>> Start DATA RECORDS

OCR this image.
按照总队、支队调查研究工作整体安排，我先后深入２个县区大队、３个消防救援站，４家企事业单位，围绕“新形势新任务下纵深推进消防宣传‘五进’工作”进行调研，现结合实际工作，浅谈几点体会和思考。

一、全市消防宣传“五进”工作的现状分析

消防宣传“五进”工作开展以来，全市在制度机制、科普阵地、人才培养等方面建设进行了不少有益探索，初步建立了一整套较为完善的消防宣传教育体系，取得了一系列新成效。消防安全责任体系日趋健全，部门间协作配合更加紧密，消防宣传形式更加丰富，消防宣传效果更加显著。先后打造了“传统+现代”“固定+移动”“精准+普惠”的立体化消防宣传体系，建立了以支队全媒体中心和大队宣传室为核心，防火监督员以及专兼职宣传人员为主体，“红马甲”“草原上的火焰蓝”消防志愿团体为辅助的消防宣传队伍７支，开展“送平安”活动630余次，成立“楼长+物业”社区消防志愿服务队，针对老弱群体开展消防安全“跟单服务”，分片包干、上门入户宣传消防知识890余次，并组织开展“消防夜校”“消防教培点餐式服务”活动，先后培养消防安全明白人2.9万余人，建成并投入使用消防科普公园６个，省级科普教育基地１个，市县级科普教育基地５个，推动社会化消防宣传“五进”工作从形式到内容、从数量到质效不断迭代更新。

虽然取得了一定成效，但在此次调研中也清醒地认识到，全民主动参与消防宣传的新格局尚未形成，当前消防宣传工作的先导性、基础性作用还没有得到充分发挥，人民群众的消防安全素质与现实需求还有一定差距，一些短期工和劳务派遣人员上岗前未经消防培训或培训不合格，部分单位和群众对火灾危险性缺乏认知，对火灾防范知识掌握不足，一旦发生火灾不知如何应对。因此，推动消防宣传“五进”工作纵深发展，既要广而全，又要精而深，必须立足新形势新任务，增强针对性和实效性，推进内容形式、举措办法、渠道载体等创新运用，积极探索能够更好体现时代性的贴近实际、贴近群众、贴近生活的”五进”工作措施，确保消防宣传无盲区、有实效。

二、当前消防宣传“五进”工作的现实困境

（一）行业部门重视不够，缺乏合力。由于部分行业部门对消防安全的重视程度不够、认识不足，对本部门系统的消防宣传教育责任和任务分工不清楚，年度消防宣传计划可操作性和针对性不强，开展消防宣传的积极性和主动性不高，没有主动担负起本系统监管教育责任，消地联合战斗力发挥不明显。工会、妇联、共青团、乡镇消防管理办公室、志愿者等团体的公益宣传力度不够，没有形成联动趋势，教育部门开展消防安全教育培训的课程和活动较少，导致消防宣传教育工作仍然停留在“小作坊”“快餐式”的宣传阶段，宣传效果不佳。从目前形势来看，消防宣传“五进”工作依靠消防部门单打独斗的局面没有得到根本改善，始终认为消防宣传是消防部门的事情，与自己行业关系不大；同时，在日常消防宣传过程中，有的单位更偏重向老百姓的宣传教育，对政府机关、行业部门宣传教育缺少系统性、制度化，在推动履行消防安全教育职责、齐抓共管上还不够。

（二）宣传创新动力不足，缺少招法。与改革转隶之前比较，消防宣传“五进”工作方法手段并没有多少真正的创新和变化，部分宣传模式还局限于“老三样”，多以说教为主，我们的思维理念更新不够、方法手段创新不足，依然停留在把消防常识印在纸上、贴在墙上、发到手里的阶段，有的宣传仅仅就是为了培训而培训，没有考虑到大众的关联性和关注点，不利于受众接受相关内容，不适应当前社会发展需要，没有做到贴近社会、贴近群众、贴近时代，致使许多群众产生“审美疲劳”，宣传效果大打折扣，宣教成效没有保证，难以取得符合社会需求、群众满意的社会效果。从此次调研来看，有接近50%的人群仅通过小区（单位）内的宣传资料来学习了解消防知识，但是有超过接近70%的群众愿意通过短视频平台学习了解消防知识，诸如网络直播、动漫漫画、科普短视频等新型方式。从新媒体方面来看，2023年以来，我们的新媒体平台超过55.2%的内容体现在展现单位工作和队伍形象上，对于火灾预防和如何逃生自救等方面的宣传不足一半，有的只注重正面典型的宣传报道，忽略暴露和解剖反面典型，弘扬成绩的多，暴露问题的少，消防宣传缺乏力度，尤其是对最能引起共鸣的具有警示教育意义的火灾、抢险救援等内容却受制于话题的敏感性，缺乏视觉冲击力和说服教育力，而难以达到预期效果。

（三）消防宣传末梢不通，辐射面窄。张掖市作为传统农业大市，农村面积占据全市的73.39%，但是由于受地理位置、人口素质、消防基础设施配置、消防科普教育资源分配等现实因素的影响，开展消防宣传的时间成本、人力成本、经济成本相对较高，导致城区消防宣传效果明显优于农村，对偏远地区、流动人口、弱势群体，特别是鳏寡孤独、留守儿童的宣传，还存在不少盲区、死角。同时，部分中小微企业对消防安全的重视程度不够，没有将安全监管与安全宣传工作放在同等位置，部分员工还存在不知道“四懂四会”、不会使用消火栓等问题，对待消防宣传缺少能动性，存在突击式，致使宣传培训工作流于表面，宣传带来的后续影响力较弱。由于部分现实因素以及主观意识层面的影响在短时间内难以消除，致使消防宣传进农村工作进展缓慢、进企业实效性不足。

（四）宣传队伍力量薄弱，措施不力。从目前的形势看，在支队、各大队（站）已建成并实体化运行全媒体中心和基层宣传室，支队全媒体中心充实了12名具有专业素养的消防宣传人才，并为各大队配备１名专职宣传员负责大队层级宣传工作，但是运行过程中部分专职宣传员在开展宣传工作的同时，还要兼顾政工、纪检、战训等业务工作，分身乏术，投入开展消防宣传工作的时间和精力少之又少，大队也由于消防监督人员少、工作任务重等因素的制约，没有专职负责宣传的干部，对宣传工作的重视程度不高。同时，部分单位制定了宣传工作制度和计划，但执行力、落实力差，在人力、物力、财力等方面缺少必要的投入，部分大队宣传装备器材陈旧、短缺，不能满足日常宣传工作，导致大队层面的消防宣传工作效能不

>> End DATA RECORDS

* [DIRECTIONS FOR THIS TASK]: Print out all the entries precisely as written.

* [CORRECT OUTPUT]:
OCR this image.
按照总队、支队调查研究工作整体安排，我先后深入２个县区大队、３个消防救援站，４家企事业单位，围绕“新形势新任务下纵深推进消防宣传‘五进’工作”进行调研，现结合实际工作，浅谈几点体会和思考。

一、全市消防宣传“五进”工作的现状分析

消防宣传“五进”工作开展以来，全市在制度机制、科普阵地、人才培养等方面建设进行了不少有益探索，初步建立了一整套较为完善的消防宣传教育体系，取得了一系列新成效。消防安全责任体系日趋健全，部门间协作配合更加紧密，消防宣传形式更加丰富，消防宣传效果更加显著。先后打造了“传统+现代”“固定+移动”“精准+普惠”的立体化消防宣传体系，建立了以支队全媒体中心和大队宣传室为核心，防火监督员以及专兼职宣传人员为主体，“红马甲”“草原上的火焰蓝”消防志愿团体为辅助的消防宣传队伍７支，开展“送平安”活动630余次，成立“楼长+物业”社区消防志愿服务队，针对老弱群体开展消防安全“跟单服务”，分片包干、上门入户宣传消防知识890余次，并组织开展“消防夜校”“消防教培点餐式服务”活动，先后培养消防安全明白人2.9万余人，建成并投入使用消防科普公园６个，省级科普教育基地１个，市县级科普教育基地５个，推动社会化消防宣传“五进”工作从形式到内容、从数量到质效不断迭代更新。

虽然取得了一定成效，但在此次调研中也清醒地认识到，全民主动参与消防宣传的新格局尚未形成，当前消防宣传工作的先导性、基础性作用还没有得到充分发挥，人民群众的消防安全素质与现实需求还有一定差距，一些短期工和劳务派遣人员上岗前未经消防培训或培训不合格，部分单位和群众对火灾危险性缺乏认知，对火灾防范知识掌握不足，一旦发生火灾不知如何应对。因此，推动消防宣传“五进”工作纵深发展，既要广而全，又要精而深，必须立足新形势新任务，增强针对性和实效性，推进内容形式、举措办法、渠道载体等创新运用，积极探索能够更好体现时代性的贴近实际、贴近群众、贴近生活的”五进”工作措施，确保消防宣传无盲区、有实效。

二、当前消防宣传“五进”工作的现实困境

（一）行业部门重视不够，缺乏合力。由于部分行业部门对消防安全的重视程度不够、认识不足，对本部门系统的消防宣传教育责任和任务分工不清楚，年度消防宣传计划可操作性和针对性不强，开展消防宣传的积极性和主动性不高，没有主动担负起本系统监管教育责任，消地联合战斗力发挥不明显。工会、妇联、共青团、乡镇消防管理办公室、志愿者等团体的公益宣传力度不够，没有形成联动趋势，教育部门开展消防安全教育培训的课程和活动较少，导致消防宣传教育工作仍然停留在“小作坊”“快餐式”的宣传阶段，宣传效果不佳。从目前形势来看，消防宣传“五进”工作依靠消防部门单打独斗的局面没有得到根本改善，始终认为消防宣传是消防部门的事情，与自己行业关系不大；同时，在日常消防宣传过程中，有的单位更偏重向老百姓的宣传教育，对政府机关、行业部门宣传教育缺少系统性、制度化，在推动履行消防安全教育职责、齐抓共管上还不够。

（二）宣传创新动力不足，缺少招法。与改革转隶之前比较，消防宣传“五进”工作方法手段并没有多少真正的创新和变化，部分宣传模式还局限于“老三样”，多以说教为主，我们的思维理念更新不够、方法手段创新不足，依然停留在把消防常识印在纸上、贴在墙上、发到手里的阶段，有的宣传仅仅就是为了培训而培训，没有考虑到大众的关联性和关注点，不利于受众接受相关内容，不适应当前社会发展需要，没有做到贴近社会、贴近群众、贴近时代，致使许多群众产生“审美疲劳”，宣传效果大打折扣，宣教成效没有保证，难以取得符合社会需求、群众满意的社会效果。从此次调研来看，有接近50%的人群仅通过小区（单位）内的宣传资料来学习了解消防知识，但是有超过接近70%的群众愿意通过短视频平台学习了解消防知识，诸如网络直播、动漫漫画、科普短视频等新型方式。从新媒体方面来看，2023年以来，我们的新媒体平台超过55.2%的内容体现在展现单位工作和队伍形象上，对于火灾预防和如何逃生自救等方面的宣传不足一半，有的只注重正面典型的宣传报道，忽略暴露和解剖反面典型，弘扬成绩的多，暴露问题的少，消防宣传缺乏力度，尤其是对最能引起共鸣的具有警示教育意义的火灾、抢险救援等内容却受制于话题的敏感性，缺乏视觉冲击力和说服教育力，而难以达到预期效果。

（三）消防宣传末梢不通，辐射面窄。张掖市作为传统农业大市，农村面积占据全市的73.39%，但是由于受地理位置、人口素质、消防基础设施配置、消防科普教育资源分配等现实因素的影响，开展消防宣传的时间成本、人力成本、经济成本相对较高，导致城区消防宣传效果明显优于农村，对偏远地区、流动人口、弱势群体，特别是鳏寡孤独、留守儿童的宣传，还存在不少盲区、死角。同时，部分中小微企业对消防安全的重视程度不够，没有将安全监管与安全宣传工作放在同等位置，部分员工还存在不知道“四懂四会”、不会使用消火栓等问题，对待消防宣传缺少能动性，存在突击式，致使宣传培训工作流于表面，宣传带来的后续影响力较弱。由于部分现实因素以及主观意识层面的影响在短时间内难以消除，致使消防宣传进农村工作进展缓慢、进企业实效性不足。

（四）宣传队伍力量薄弱，措施不力。从目前的形势看，在支队、各大队（站）已建成并实体化运行全媒体中心和基层宣传室，支队全媒体中心充实了12名具有专业素养的消防宣传人才，并为各大队配备１名专职宣传员负责大队层级宣传工作，但是运行过程中部分专职宣传员在开展宣传工作的同时，还要兼顾政工、纪检、战训等业务工作，分身乏术，投入开展消防宣传工作的时间和精力少之又少，大队也由于消防监督人员少、工作任务重等因素的制约，没有专职负责宣传的干部，对宣传工作的重视程度不高。同时，部分单位制定了宣传工作制度和计划，但执行力、落实力差，在人力、物力、财力等方面缺少必要的投入，部分大队宣传装备器材陈旧、短缺，不能满足日常宣传工作，导致大队层面的消防宣传工作效能不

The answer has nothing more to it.